## Text to read
# Online developer for explicit photos?



## asdf_msc (Feb 4, 2013)

Hey there. The other day I read a suggestion to use Mpix to have some adult prints printed. Clearly their definition of adult and mine differ greatly, as all but one of my prints was rejected! 

Anyone know of a quality site that will securely print "pornographic" work (all legal and fairly tame, but pornographic nevertheless). I'm very surprised at how many well-known printers turn that business away..


Also it's getting a bit late now, but was hoping to get these done by valentine's day if there are any options that might be a bit speedier than others. Thanks for any help!


----------



## Tee (Feb 4, 2013)

Try Blue Cube Imaging.  They do great work and I'm pretty sure he'll print what you need.  He does a lot of printing for photographers on Model Mayhem, some who do artistic nudes.  

Online Printing - Blue Cube Imaging


----------



## Pallycow (Feb 4, 2013)

Funny this thread popped up because a lady came in the shop today to ask if we'd print her photos.  Went on to claim she tried the kiosk at wal mart and when she went to pick them up they said no and they shredded them.

It was pretty much graphic in that she had a cock in her mouth and between her breasts.   She said she wanted to give them to her man for V day.  They were actually well shot too.  lol.

Needless to say we printed them for her, as we see all types in there.  Many labs don't want to deal with it for liability reasons.  We are actually instructed to report instantly to police if there are any children/minors involved.  

I'm sure most labs don't deal with porn for such reasons.  Not just minors, but many other legal aspects they'd rather not deal with.

Not much help, but I thought I'd comment as it matched my funny experience today.  I don't know of any online labs that will do them.  I'm sure there are, but unaware.  If you wanted to pay postage and stuff like that, I can ask the boss if she'd print your stuff out.  We have online ordering....which comes straight to our server...we've done nude calendars before from online customers, but they usually check with us first to make sure A. we expect it and B. we keep it confidential.

If interested I'll ask, but since you're not local...I am not sure, and a bit doubtful, she'll do it.  *shrugs*


----------



## asdf_msc (Feb 4, 2013)

## Work instructions
Carry on the forum thread about finding a lab to print explicit photos, starting after its last line.

Image region annotations
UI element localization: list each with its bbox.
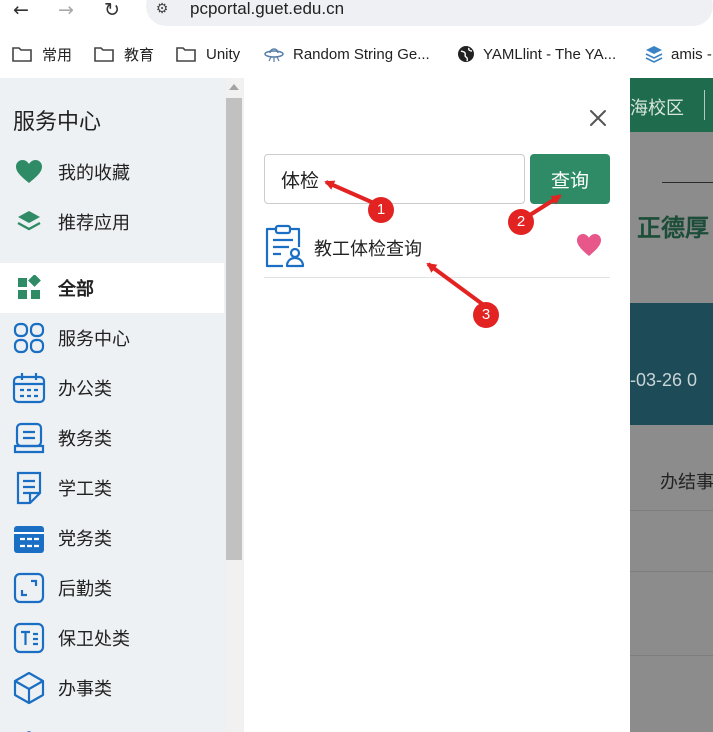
- header-divider: [704, 90, 705, 120]
- sidebar-scrollbar-thumb[interactable]: [226, 98, 242, 560]
- bookmark-item[interactable]: Random String Ge...: [264, 38, 430, 70]
- sidebar: 服务中心 我的收藏 推荐应用 全部 服务中心 办公类 教务类 学工类 党务类 后…: [0, 78, 226, 732]
- heart-icon: [12, 155, 46, 189]
- calendar-filled-icon: [12, 521, 46, 555]
- browser-nav-bar: ← → ↻ ⚙ pcportal.guet.edu.cn: [0, 0, 713, 26]
- sidebar-item-logistics[interactable]: 后勤类: [0, 563, 224, 613]
- sidebar-item-service-center[interactable]: 服务中心: [0, 313, 224, 363]
- back-icon[interactable]: ←: [8, 0, 34, 21]
- sidebar-item-favorites[interactable]: 我的收藏: [0, 147, 224, 197]
- ufo-icon: [264, 45, 284, 63]
- folder-icon: [176, 46, 196, 62]
- search-button[interactable]: 查询: [530, 154, 610, 204]
- divider: [630, 571, 713, 572]
- cube-icon: [12, 671, 46, 705]
- sidebar-item-recommended[interactable]: 推荐应用: [0, 197, 224, 247]
- browser-chrome: ← → ↻ ⚙ pcportal.guet.edu.cn 常用 教育 Unity…: [0, 0, 713, 78]
- text-icon: [12, 621, 46, 655]
- url-text[interactable]: pcportal.guet.edu.cn: [190, 0, 344, 18]
- search-input[interactable]: [264, 154, 525, 204]
- sidebar-item-partial[interactable]: [0, 712, 224, 732]
- layers-icon: [12, 205, 46, 239]
- list-item[interactable]: 教工体检查询: [264, 222, 610, 278]
- site-settings-icon[interactable]: ⚙: [151, 0, 173, 18]
- bookmark-item[interactable]: 常用: [12, 38, 72, 70]
- calendar-icon: [12, 371, 46, 405]
- layers-icon: [645, 45, 663, 63]
- sidebar-item-office[interactable]: 办公类: [0, 363, 224, 413]
- sidebar-item-student-affairs[interactable]: 学工类: [0, 463, 224, 513]
- folder-icon: [12, 46, 32, 62]
- sidebar-item-all[interactable]: 全部: [0, 263, 224, 313]
- divider: [630, 655, 713, 656]
- sidebar-item-party-affairs[interactable]: 党务类: [0, 513, 224, 563]
- result-label: 教工体检查询: [314, 239, 422, 259]
- background-page: 海校区 正德厚 -03-26 0 办结事: [630, 78, 713, 732]
- campus-label[interactable]: 海校区: [630, 94, 684, 120]
- bookmark-item[interactable]: 教育: [94, 38, 154, 70]
- page-content: 服务中心 我的收藏 推荐应用 全部 服务中心 办公类 教务类 学工类 党务类 后…: [0, 78, 713, 732]
- expand-icon: [12, 571, 46, 605]
- sidebar-item-security[interactable]: 保卫处类: [0, 613, 224, 663]
- bookmark-item[interactable]: amis -: [645, 38, 712, 70]
- globe-icon: [457, 45, 475, 63]
- decorative-line: [662, 182, 713, 183]
- bookmarks-bar: 常用 教育 Unity Random String Ge... YAMLlint…: [0, 38, 713, 70]
- sidebar-item-affairs[interactable]: 办事类: [0, 663, 224, 713]
- annotation-marker: 1: [368, 197, 394, 223]
- document-icon: [12, 471, 46, 505]
- status-tab[interactable]: 办结事: [660, 468, 713, 494]
- sidebar-item-academic[interactable]: 教务类: [0, 413, 224, 463]
- campus-header: 海校区: [630, 78, 713, 132]
- scroll-up-icon[interactable]: [229, 84, 239, 90]
- bookmark-item[interactable]: Unity: [176, 38, 240, 70]
- favorite-heart-icon[interactable]: [576, 233, 602, 257]
- reload-icon[interactable]: ↻: [99, 0, 125, 21]
- forward-icon[interactable]: →: [53, 0, 79, 21]
- divider: [630, 510, 713, 511]
- info-banner: -03-26 0: [630, 303, 713, 425]
- graduation-cap-icon: [12, 720, 46, 732]
- sidebar-title: 服务中心: [13, 109, 102, 134]
- date-text: -03-26 0: [630, 370, 698, 390]
- clipboard-user-icon: [265, 224, 304, 268]
- annotation-marker: 2: [508, 209, 534, 235]
- annotation-marker: 3: [473, 302, 499, 328]
- bookmark-item[interactable]: YAMLlint - The YA...: [457, 38, 616, 70]
- grid-icon: [12, 271, 46, 305]
- close-icon[interactable]: [588, 108, 608, 128]
- inbox-icon: [12, 421, 46, 455]
- folder-icon: [94, 46, 114, 62]
- motto-text: 正德厚: [637, 215, 709, 242]
- search-modal: 查询 教工体检查询: [244, 78, 630, 732]
- apps-icon: [12, 321, 46, 355]
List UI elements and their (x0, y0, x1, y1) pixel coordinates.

## Response below
Just found that one a few minutes ago. After wasting $4 shipping on one print with mpix, I'm gonna have to wait it out for a return email to confirm what his content restrictions are, unless someone else can say for sure. Thanks for the suggestion!

Haha.. shredded the customer copy but kept the employee copy I'm sure! They can have your porn, they just don't wanna sell it to you.


----------



## ratssass (Feb 4, 2013)

Pallycow said:


> Funny this thread popped up because a lady came in the shop today to ask if we'd print her photos.  Went on to claim she tried the kiosk at wal mart and when she went to pick them up they said no and they shredded them.
> 
> It was pretty much graphic in that she had a cock in her mouth and between her breasts.   She said she wanted to give them to her man for V day.  They were actually well shot too.  lol.
> 
> ...




...pics or it didn't happen                lol


----------



## Pallycow (Feb 4, 2013)

ratssass said:


> Pallycow said:
> 
> 
> > Funny this thread popped up because a lady came in the shop today to ask if we'd print her photos.  Went on to claim she tried the kiosk at wal mart and when she went to pick them up they said no and they shredded them.
> ...



lawsuit waiting to happen.  lol.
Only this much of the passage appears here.